__REQUIRED WORK__
Print the data exactly as it is given, please.

───── RECORDED DATA ─────

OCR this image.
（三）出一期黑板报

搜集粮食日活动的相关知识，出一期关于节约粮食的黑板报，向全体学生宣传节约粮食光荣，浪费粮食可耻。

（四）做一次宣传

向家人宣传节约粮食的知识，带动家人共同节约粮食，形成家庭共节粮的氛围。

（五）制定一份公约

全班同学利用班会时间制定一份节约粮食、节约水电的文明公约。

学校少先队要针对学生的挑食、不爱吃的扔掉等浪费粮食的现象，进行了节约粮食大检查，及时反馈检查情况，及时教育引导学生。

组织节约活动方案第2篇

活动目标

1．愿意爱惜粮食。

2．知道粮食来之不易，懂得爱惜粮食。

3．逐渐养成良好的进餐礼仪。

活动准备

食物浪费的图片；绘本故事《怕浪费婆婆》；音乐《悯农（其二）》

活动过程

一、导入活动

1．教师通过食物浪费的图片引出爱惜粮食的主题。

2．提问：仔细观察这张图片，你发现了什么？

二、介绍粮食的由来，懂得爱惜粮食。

─────

__CORRECT ANSWER__
OCR this image.
（三）出一期黑板报

搜集粮食日活动的相关知识，出一期关于节约粮食的黑板报，向全体学生宣传节约粮食光荣，浪费粮食可耻。

（四）做一次宣传

向家人宣传节约粮食的知识，带动家人共同节约粮食，形成家庭共节粮的氛围。

（五）制定一份公约

全班同学利用班会时间制定一份节约粮食、节约水电的文明公约。

学校少先队要针对学生的挑食、不爱吃的扔掉等浪费粮食的现象，进行了节约粮食大检查，及时反馈检查情况，及时教育引导学生。

组织节约活动方案第2篇

活动目标

1．愿意爱惜粮食。

2．知道粮食来之不易，懂得爱惜粮食。

3．逐渐养成良好的进餐礼仪。

活动准备

食物浪费的图片；绘本故事《怕浪费婆婆》；音乐《悯农（其二）》

活动过程

一、导入活动

1．教师通过食物浪费的图片引出爱惜粮食的主题。

2．提问：仔细观察这张图片，你发现了什么？

二、介绍粮食的由来，懂得爱惜粮食。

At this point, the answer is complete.